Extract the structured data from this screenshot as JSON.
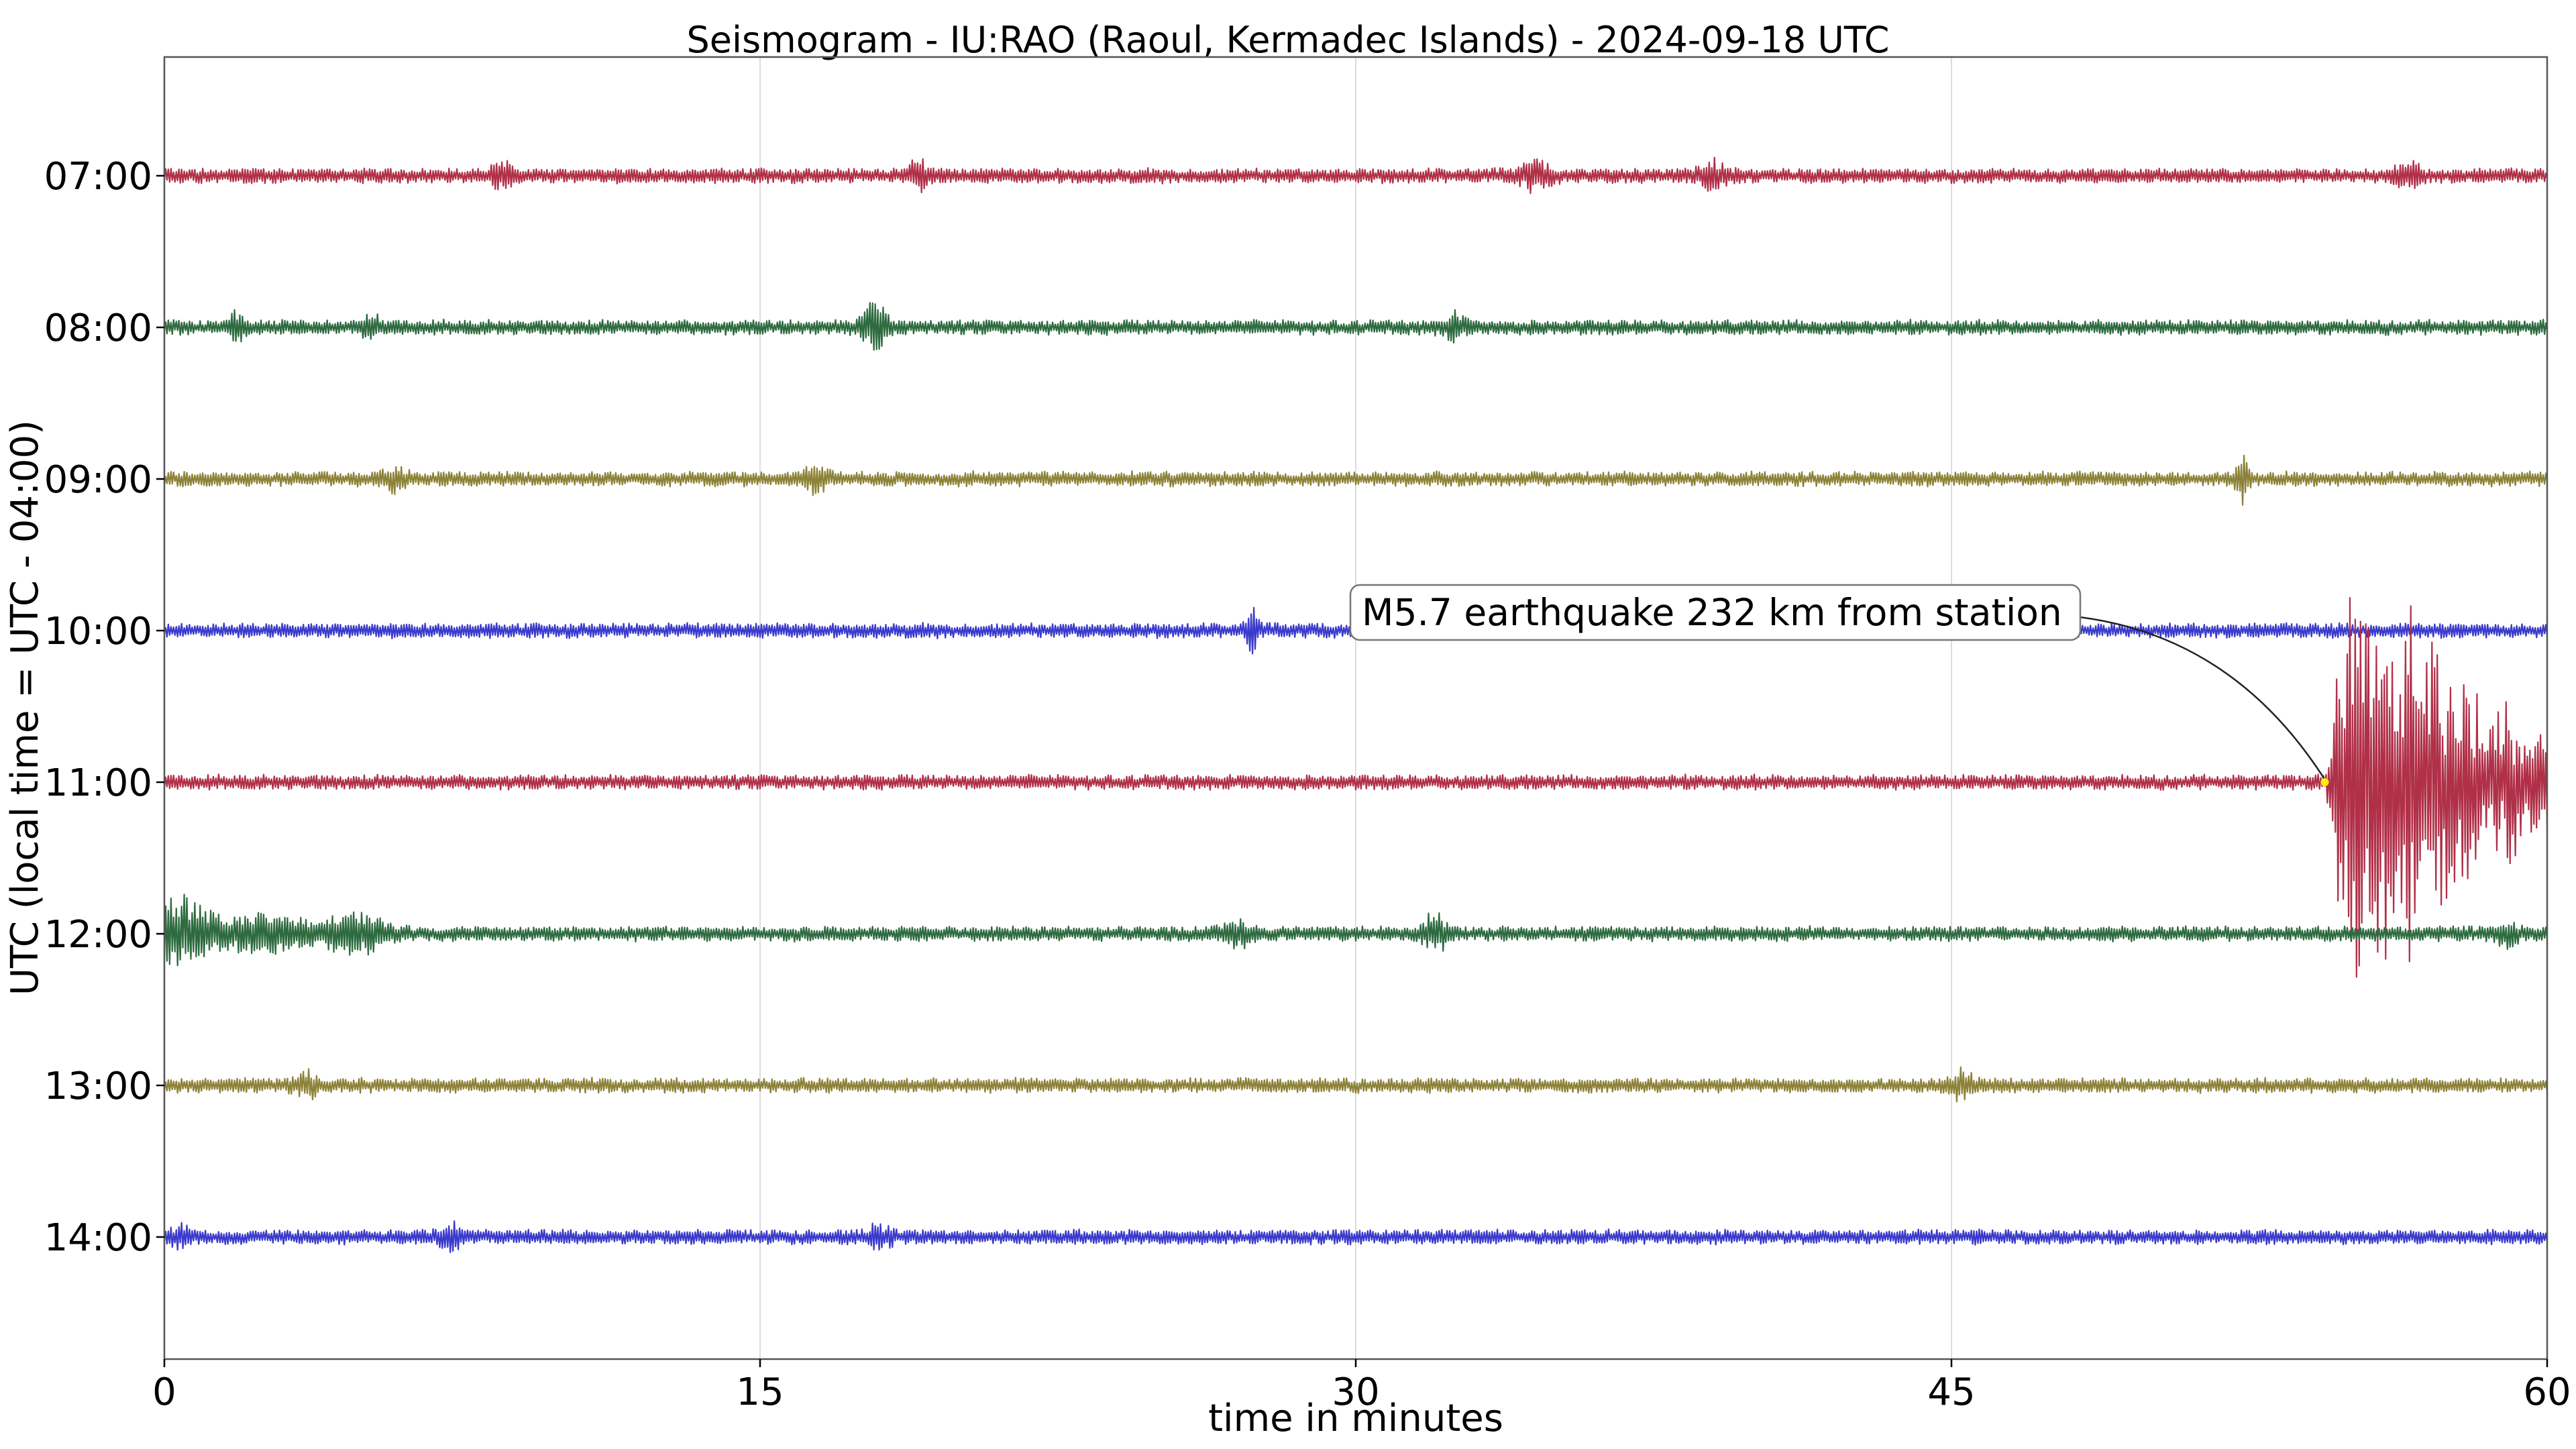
{
  "chart_data": {
    "type": "line",
    "title": "Seismogram - IU:RAO (Raoul, Kermadec Islands) - 2024-09-18 UTC",
    "xlabel": "time in minutes",
    "ylabel": "UTC (local time = UTC - 04:00)",
    "xlim": [
      0,
      60
    ],
    "x_ticks": [
      0,
      15,
      30,
      45,
      60
    ],
    "x_tick_labels": [
      "0",
      "15",
      "30",
      "45",
      "60"
    ],
    "grid": "vertical",
    "rows": [
      {
        "label": "07:00",
        "color": "#b03048",
        "bursts": [
          [
            8.5,
            0.3,
            1.4
          ],
          [
            19,
            0.3,
            1.4
          ],
          [
            34.5,
            0.4,
            1.5
          ],
          [
            39,
            0.4,
            1.4
          ],
          [
            56.5,
            0.3,
            1.5
          ]
        ]
      },
      {
        "label": "08:00",
        "color": "#2e6b40",
        "bursts": [
          [
            1.8,
            0.2,
            1.6
          ],
          [
            5.2,
            0.2,
            1.8
          ],
          [
            17.9,
            0.35,
            3.0
          ],
          [
            32.5,
            0.3,
            1.3
          ]
        ]
      },
      {
        "label": "09:00",
        "color": "#8c8238",
        "bursts": [
          [
            5.8,
            0.3,
            1.5
          ],
          [
            16.4,
            0.3,
            1.4
          ],
          [
            52.3,
            0.15,
            3.6
          ]
        ]
      },
      {
        "label": "10:00",
        "color": "#3a3acc",
        "bursts": [
          [
            27.4,
            0.15,
            2.8
          ]
        ]
      },
      {
        "label": "11:00",
        "color": "#b03048",
        "bursts": []
      },
      {
        "label": "12:00",
        "color": "#2e6b40",
        "bursts": [
          [
            0.2,
            1.3,
            4.5
          ],
          [
            2.5,
            1.5,
            2.2
          ],
          [
            4.8,
            0.8,
            2.3
          ],
          [
            27,
            0.4,
            1.5
          ],
          [
            32,
            0.3,
            2.2
          ],
          [
            59,
            0.3,
            1.3
          ]
        ]
      },
      {
        "label": "13:00",
        "color": "#8c8238",
        "bursts": [
          [
            3.6,
            0.3,
            1.4
          ],
          [
            45.3,
            0.3,
            1.5
          ]
        ]
      },
      {
        "label": "14:00",
        "color": "#3a3acc",
        "bursts": [
          [
            0.4,
            0.2,
            1.5
          ],
          [
            7.2,
            0.3,
            1.4
          ],
          [
            18,
            0.3,
            1.2
          ]
        ]
      }
    ],
    "event": {
      "row": "11:00",
      "onset_minute": 54.4,
      "peak_minute": 56,
      "peak_amplitude_rows": 1.6,
      "decay_minutes": 3.2
    },
    "annotations": [
      {
        "text": "M5.7 earthquake 232 km from station",
        "row": "11:00",
        "minute": 54.4,
        "marker_color": "#ffee00"
      }
    ]
  }
}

------------------------------------

◆ **Written task**
Look through the entries above; copy each line where the string "from" appears.

◆ **Exercise answer**
Extract the structured data from this screenshot as JSON.
        "text": "M5.7 earthquake 232 km from station",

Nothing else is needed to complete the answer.